▶ **Work instructions**:
Search the listing below for the word "color" and copy each line that holds it.

(Figure dataset records)
▽
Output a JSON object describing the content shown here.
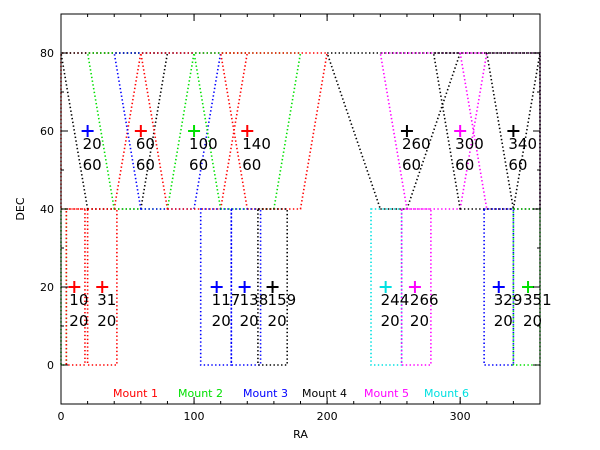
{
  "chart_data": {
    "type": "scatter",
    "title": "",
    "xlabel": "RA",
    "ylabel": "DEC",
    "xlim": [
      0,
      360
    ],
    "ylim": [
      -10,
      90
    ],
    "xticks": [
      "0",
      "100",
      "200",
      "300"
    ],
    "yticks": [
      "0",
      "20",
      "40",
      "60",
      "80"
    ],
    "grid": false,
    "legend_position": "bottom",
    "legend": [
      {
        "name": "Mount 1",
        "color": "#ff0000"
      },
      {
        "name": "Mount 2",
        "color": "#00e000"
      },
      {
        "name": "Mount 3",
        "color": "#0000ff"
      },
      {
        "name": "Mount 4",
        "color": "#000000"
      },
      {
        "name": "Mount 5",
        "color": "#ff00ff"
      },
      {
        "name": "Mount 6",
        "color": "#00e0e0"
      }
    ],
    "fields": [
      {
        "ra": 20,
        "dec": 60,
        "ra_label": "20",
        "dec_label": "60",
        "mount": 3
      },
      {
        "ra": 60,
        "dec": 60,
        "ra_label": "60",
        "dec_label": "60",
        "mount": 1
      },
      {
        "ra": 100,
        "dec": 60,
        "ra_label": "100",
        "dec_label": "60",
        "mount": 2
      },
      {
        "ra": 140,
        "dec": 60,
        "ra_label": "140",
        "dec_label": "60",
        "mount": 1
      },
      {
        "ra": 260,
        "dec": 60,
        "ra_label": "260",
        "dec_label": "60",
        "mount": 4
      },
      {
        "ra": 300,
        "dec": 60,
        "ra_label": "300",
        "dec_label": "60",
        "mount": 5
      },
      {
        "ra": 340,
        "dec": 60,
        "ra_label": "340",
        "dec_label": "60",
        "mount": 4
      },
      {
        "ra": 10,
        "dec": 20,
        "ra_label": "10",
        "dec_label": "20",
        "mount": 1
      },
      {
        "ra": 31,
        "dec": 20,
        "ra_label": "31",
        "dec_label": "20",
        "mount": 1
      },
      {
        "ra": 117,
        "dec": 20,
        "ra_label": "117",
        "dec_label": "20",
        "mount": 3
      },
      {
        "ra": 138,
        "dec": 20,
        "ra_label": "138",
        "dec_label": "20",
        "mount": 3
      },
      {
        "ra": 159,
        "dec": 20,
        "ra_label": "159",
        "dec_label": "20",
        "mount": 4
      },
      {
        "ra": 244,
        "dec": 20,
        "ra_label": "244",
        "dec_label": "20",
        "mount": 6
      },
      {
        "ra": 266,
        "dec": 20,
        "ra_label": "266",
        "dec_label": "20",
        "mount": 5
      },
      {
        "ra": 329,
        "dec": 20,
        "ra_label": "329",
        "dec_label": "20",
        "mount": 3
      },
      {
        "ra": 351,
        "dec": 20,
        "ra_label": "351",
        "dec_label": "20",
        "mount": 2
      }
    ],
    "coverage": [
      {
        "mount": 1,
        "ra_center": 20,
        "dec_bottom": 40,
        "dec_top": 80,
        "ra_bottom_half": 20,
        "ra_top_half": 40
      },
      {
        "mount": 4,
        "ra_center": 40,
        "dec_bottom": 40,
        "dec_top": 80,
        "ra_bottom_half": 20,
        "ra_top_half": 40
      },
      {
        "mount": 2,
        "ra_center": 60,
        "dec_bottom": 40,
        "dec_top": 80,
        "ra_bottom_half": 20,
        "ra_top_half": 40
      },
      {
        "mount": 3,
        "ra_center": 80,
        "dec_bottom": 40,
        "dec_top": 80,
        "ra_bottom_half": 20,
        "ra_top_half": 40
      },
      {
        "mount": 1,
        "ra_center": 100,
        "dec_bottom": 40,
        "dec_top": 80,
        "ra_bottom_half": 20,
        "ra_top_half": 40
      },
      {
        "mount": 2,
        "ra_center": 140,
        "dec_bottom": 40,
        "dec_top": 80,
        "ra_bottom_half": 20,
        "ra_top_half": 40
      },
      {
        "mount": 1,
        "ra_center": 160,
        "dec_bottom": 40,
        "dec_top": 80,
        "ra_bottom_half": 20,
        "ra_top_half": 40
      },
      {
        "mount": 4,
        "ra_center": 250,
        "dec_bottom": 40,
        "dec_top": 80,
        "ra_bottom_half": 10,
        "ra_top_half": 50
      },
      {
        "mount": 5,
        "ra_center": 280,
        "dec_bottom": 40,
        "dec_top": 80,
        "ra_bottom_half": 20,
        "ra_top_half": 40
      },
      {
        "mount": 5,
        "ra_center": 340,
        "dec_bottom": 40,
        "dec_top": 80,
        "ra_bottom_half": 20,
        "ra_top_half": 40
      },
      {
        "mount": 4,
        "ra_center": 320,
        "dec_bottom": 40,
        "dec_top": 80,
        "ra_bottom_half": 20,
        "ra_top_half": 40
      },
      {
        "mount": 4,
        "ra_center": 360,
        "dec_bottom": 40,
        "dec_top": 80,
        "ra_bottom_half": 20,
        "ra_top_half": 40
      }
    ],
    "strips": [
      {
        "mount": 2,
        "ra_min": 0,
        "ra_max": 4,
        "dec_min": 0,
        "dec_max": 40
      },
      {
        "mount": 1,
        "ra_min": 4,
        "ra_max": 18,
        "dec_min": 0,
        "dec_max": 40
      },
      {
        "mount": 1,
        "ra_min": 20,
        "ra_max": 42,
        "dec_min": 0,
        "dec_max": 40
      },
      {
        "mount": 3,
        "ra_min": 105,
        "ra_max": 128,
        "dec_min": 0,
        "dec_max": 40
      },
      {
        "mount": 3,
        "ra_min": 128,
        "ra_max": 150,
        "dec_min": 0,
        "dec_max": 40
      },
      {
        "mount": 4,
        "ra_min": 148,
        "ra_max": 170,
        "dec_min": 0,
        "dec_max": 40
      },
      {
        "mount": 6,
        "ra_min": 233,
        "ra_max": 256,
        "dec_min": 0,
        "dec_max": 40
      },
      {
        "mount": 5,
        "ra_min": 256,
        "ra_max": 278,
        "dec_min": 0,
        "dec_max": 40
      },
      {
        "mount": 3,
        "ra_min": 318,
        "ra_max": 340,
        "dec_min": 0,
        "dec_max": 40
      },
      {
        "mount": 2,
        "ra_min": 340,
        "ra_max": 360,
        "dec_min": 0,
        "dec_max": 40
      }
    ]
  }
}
△
▽
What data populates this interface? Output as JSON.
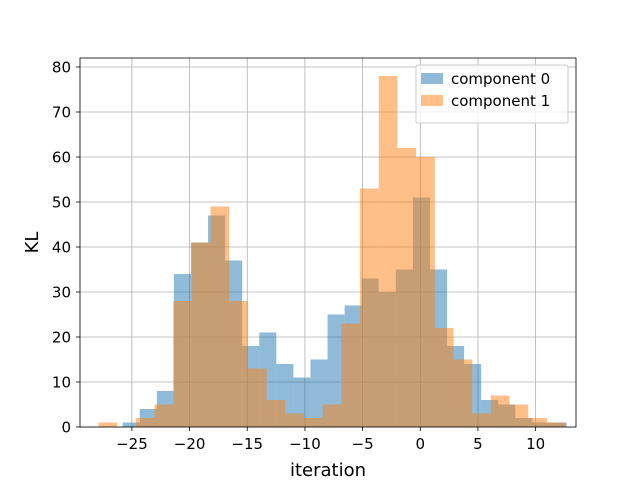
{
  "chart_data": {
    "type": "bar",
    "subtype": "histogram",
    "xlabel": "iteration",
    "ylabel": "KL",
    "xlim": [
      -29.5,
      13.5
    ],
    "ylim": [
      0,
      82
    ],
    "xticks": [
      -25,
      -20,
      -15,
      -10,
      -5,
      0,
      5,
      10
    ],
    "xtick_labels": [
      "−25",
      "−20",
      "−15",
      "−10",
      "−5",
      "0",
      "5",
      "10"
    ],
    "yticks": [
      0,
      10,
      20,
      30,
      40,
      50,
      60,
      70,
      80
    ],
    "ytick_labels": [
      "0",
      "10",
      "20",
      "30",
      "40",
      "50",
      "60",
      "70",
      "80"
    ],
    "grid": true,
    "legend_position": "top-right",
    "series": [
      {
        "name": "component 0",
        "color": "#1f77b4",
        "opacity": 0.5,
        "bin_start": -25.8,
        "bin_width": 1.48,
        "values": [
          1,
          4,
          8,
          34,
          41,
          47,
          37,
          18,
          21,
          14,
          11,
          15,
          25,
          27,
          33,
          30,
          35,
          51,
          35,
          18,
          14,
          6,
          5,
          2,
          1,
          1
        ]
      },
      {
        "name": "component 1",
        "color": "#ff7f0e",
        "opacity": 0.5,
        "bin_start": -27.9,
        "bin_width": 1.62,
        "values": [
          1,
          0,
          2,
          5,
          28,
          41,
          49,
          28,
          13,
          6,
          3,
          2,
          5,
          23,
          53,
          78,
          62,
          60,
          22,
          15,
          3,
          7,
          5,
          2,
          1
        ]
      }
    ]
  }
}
△
▶ **Written response**:
        "color": "#ff0000"
        "color": "#00e000"
        "color": "#0000ff"
        "color": "#000000"
        "color": "#ff00ff"
        "color": "#00e0e0"
        "color": "#1f77b4",
        "color": "#ff7f0e",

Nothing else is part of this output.